Material shown –
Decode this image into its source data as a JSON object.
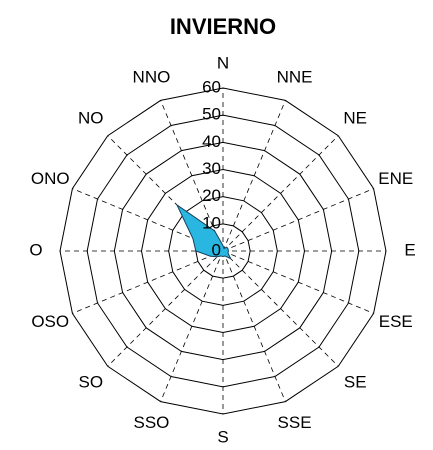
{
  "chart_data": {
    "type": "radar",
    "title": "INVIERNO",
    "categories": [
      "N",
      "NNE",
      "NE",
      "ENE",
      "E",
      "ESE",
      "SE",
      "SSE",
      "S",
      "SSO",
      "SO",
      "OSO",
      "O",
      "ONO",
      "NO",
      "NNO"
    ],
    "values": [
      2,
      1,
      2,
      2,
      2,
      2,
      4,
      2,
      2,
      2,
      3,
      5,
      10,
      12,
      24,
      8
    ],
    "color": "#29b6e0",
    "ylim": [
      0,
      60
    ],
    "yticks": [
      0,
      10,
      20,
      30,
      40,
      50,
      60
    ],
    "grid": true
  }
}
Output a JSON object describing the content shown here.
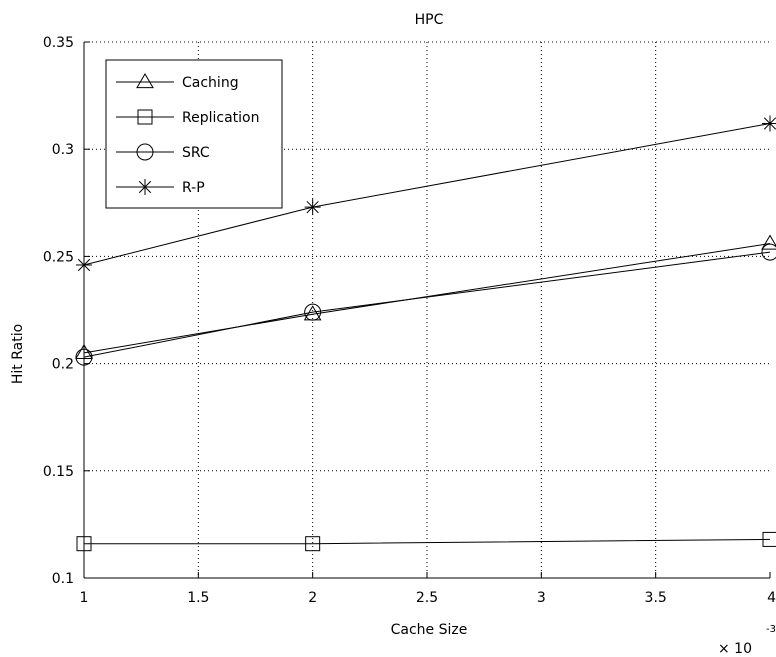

...

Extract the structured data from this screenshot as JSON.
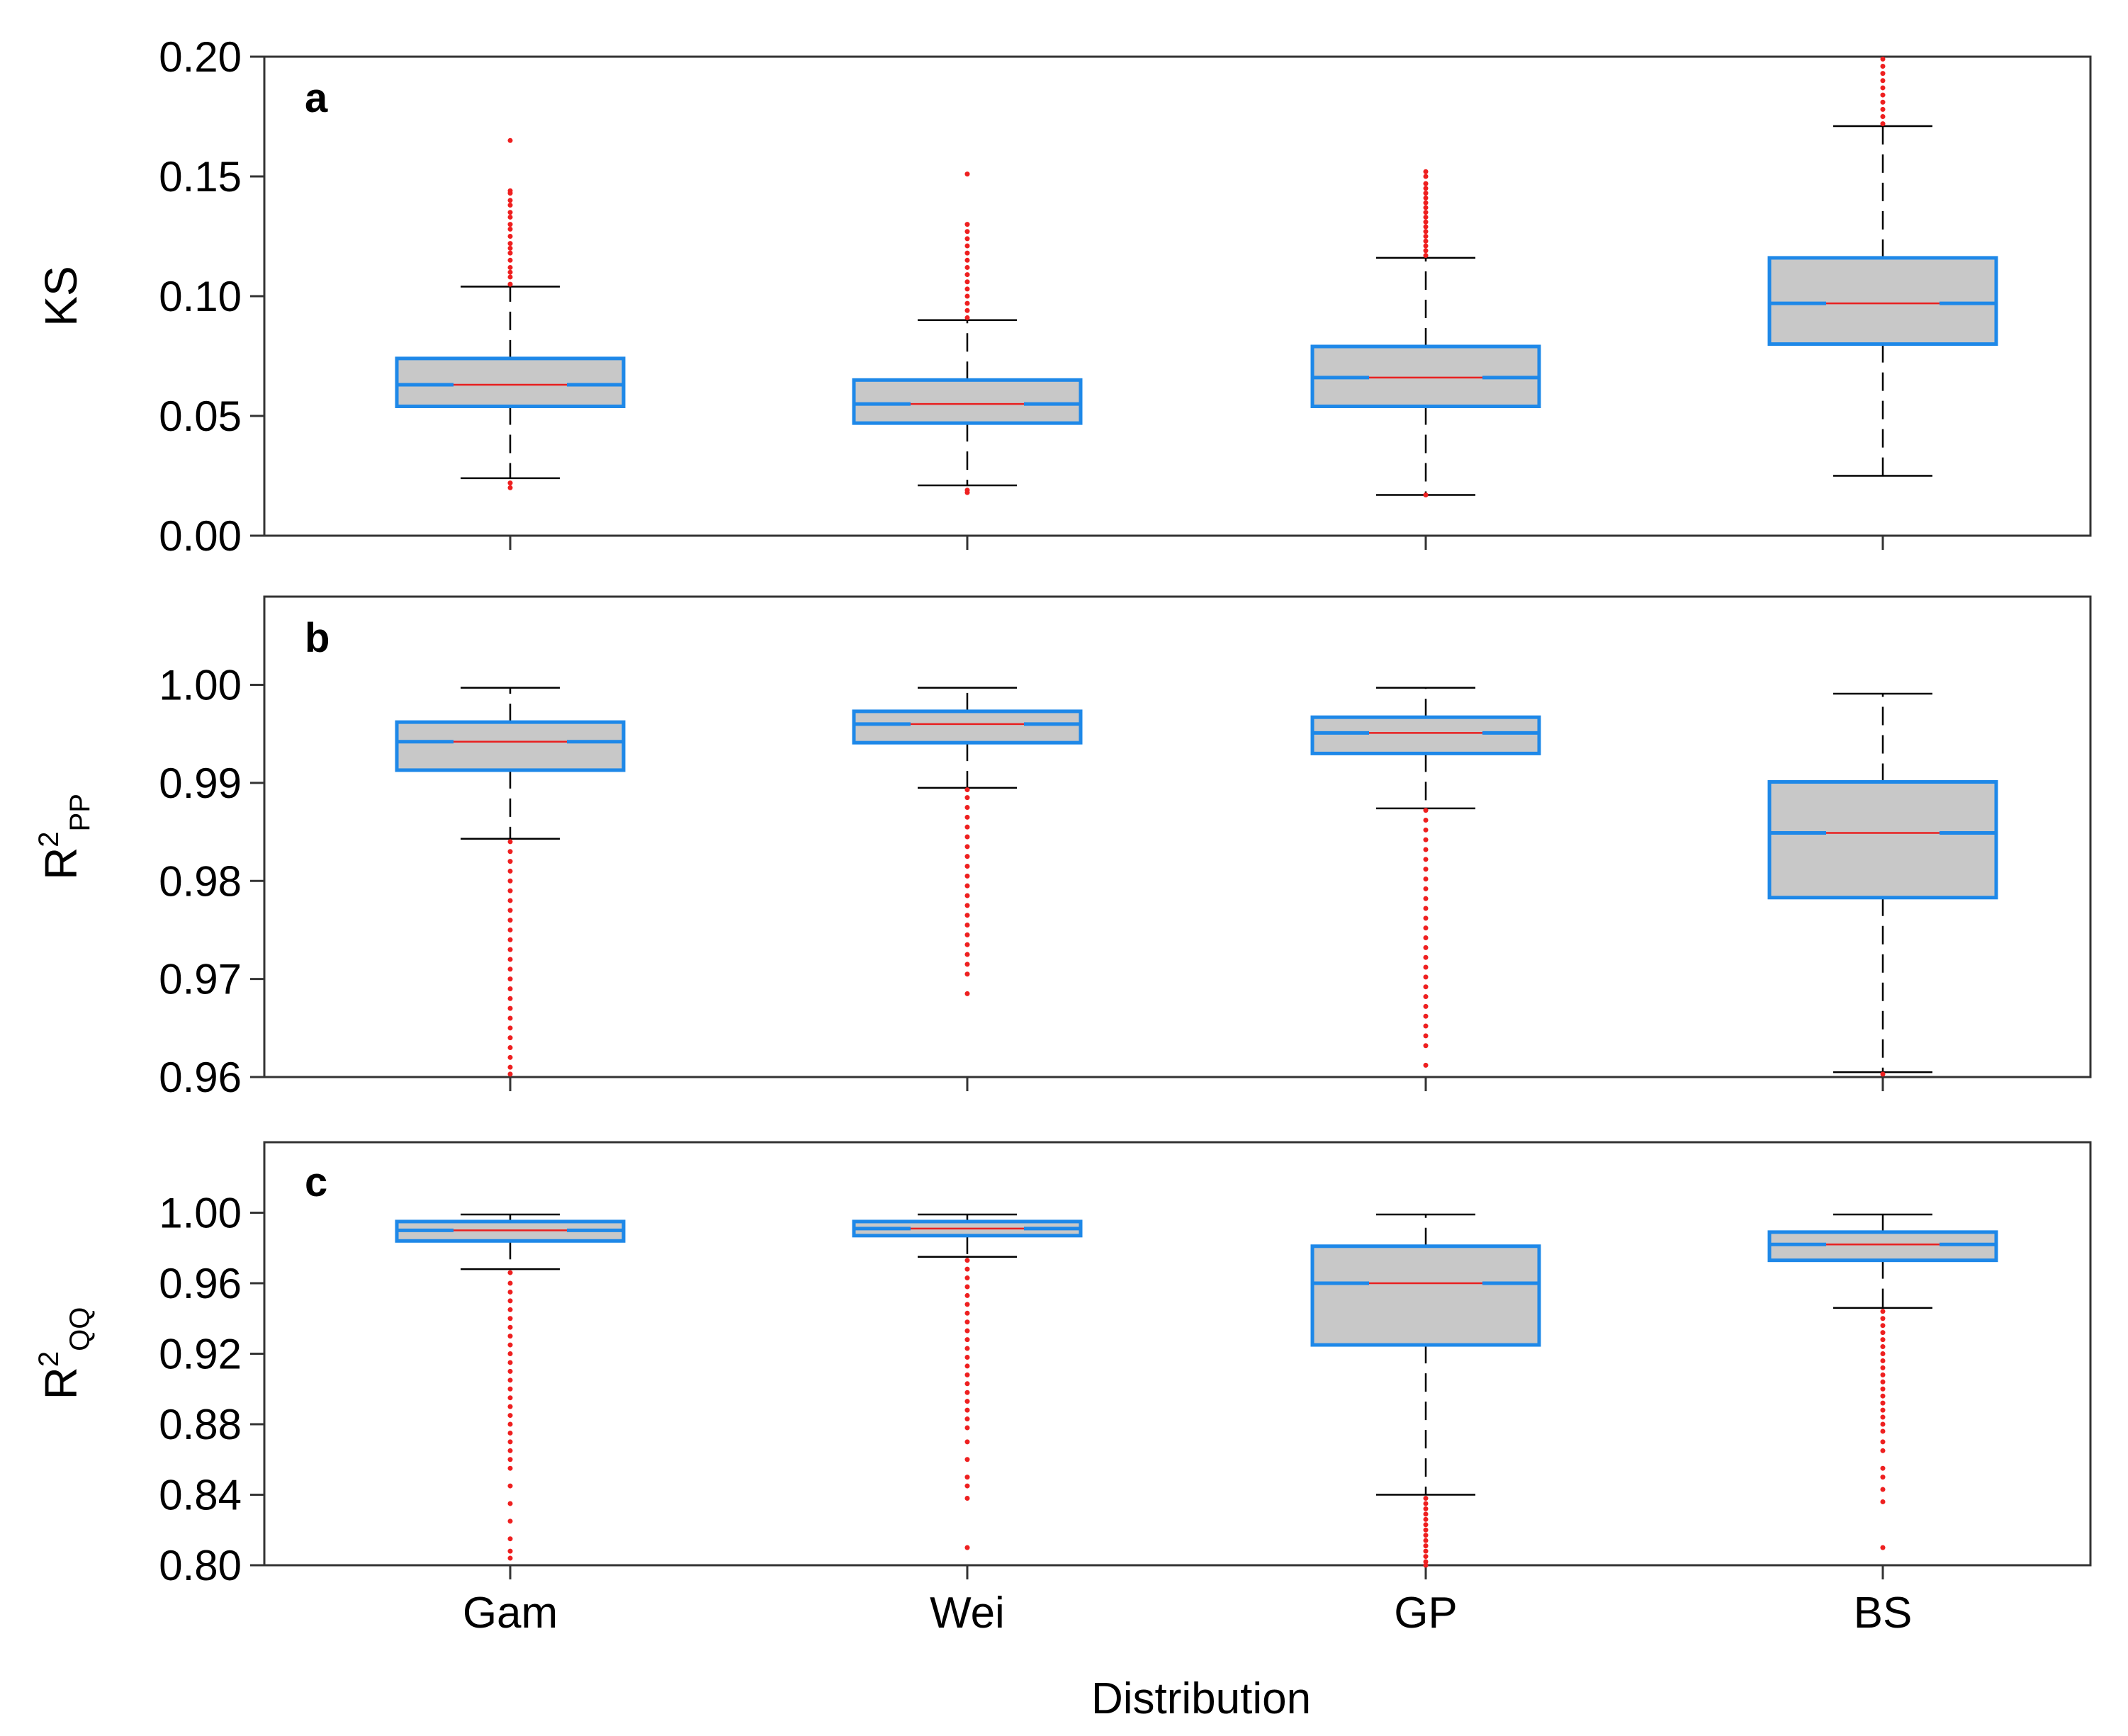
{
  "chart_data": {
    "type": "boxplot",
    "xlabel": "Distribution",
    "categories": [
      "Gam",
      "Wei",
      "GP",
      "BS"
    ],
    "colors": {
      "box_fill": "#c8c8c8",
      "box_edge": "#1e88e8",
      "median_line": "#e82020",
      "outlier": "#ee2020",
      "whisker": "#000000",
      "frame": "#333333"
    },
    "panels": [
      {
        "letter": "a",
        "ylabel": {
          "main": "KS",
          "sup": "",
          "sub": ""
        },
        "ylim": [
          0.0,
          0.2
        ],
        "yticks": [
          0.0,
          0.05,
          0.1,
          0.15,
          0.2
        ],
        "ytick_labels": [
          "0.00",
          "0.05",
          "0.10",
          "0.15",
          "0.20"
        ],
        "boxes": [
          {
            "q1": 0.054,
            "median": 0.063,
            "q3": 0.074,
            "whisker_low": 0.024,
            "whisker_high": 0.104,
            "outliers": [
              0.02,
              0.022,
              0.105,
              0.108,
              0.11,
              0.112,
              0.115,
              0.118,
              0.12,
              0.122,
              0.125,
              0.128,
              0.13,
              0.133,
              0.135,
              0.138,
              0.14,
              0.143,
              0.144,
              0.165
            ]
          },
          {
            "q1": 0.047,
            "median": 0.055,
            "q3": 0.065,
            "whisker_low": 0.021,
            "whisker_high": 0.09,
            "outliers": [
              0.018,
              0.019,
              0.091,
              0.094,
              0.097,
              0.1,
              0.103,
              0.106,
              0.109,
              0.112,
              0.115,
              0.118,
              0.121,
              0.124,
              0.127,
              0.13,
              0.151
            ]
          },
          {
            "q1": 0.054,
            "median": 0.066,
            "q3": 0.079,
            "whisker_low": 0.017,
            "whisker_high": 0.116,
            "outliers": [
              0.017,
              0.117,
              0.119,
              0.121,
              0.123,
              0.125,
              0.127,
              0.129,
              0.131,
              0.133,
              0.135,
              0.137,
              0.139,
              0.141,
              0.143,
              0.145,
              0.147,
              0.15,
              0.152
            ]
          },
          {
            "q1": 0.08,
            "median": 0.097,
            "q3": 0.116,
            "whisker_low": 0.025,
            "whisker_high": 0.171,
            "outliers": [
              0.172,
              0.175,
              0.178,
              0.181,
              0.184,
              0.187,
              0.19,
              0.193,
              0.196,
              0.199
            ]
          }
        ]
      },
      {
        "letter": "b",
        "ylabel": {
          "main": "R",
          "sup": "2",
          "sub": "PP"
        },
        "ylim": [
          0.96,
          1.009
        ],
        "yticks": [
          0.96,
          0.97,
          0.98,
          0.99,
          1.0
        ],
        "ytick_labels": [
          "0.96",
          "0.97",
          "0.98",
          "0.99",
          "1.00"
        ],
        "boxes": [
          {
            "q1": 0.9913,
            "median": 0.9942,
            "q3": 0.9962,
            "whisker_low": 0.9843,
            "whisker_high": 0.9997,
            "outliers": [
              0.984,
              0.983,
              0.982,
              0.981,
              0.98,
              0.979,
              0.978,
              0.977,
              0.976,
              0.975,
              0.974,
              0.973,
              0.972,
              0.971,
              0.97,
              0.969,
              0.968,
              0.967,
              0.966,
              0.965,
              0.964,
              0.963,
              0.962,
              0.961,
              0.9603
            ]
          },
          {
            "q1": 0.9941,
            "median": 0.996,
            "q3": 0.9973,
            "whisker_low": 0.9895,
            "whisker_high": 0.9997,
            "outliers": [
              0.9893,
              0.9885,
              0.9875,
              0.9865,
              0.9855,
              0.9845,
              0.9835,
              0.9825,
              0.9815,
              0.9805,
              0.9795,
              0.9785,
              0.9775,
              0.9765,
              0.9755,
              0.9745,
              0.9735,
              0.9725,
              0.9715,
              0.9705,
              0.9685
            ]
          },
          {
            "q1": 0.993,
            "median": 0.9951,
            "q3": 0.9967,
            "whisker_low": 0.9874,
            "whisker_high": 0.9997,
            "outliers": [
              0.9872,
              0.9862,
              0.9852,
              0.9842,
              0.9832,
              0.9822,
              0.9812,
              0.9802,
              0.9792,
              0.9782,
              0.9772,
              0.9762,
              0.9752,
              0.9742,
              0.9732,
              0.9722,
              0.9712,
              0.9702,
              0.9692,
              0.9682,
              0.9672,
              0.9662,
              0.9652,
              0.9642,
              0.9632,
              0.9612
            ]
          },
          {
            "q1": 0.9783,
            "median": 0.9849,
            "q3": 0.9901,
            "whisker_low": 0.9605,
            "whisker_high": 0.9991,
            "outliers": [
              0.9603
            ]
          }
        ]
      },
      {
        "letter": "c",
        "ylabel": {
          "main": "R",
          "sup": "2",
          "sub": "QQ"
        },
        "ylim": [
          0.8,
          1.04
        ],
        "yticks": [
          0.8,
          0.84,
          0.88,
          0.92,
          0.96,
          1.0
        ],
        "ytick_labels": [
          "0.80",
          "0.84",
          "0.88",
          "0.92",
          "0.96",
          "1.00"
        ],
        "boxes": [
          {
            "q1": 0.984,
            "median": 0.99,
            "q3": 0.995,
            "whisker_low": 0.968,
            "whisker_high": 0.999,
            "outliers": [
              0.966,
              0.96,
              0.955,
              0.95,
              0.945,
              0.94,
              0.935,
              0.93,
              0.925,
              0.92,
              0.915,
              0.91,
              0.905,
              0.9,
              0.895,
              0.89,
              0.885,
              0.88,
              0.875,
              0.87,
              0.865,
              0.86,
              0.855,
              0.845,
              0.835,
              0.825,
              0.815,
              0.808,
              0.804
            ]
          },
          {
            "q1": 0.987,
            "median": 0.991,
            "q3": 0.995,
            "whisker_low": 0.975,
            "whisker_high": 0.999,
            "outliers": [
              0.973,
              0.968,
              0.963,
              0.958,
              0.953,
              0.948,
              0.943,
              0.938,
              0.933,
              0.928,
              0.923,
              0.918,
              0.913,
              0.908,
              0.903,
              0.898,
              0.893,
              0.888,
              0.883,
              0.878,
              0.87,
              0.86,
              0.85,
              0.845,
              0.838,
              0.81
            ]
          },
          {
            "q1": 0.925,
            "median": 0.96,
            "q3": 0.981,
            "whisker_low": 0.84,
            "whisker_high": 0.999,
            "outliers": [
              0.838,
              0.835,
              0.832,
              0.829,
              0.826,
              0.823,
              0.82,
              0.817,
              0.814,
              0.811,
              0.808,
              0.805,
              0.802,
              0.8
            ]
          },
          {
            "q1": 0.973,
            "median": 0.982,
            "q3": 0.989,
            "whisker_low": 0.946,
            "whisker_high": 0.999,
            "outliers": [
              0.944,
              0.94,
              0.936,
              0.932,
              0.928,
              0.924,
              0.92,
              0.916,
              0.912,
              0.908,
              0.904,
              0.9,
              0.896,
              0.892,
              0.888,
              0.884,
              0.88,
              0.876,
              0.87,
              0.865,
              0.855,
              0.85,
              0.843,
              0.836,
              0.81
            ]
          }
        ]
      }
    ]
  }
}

Task to carry out – In the listing above, find the line containing "Decode this image" and the line containing "Output a JSON". Reproduce those lines and all between them exactly, with no pictures and nothing more.

In response –
Decode this image into its source data as a JSON object.
{
  "chart_data": {
    "type": "radar",
    "title": "INVIERNO",
    "categories": [
      "N",
      "NNE",
      "NE",
      "ENE",
      "E",
      "ESE",
      "SE",
      "SSE",
      "S",
      "SSO",
      "SO",
      "OSO",
      "O",
      "ONO",
      "NO",
      "NNO"
    ],
    "values": [
      2,
      1,
      2,
      2,
      2,
      2,
      4,
      2,
      2,
      2,
      3,
      5,
      10,
      12,
      24,
      8
    ],
    "color": "#29b6e0",
    "ylim": [
      0,
      60
    ],
    "yticks": [
      0,
      10,
      20,
      30,
      40,
      50,
      60
    ],
    "grid": true
  }
}
Output a JSON object describing the content shown here.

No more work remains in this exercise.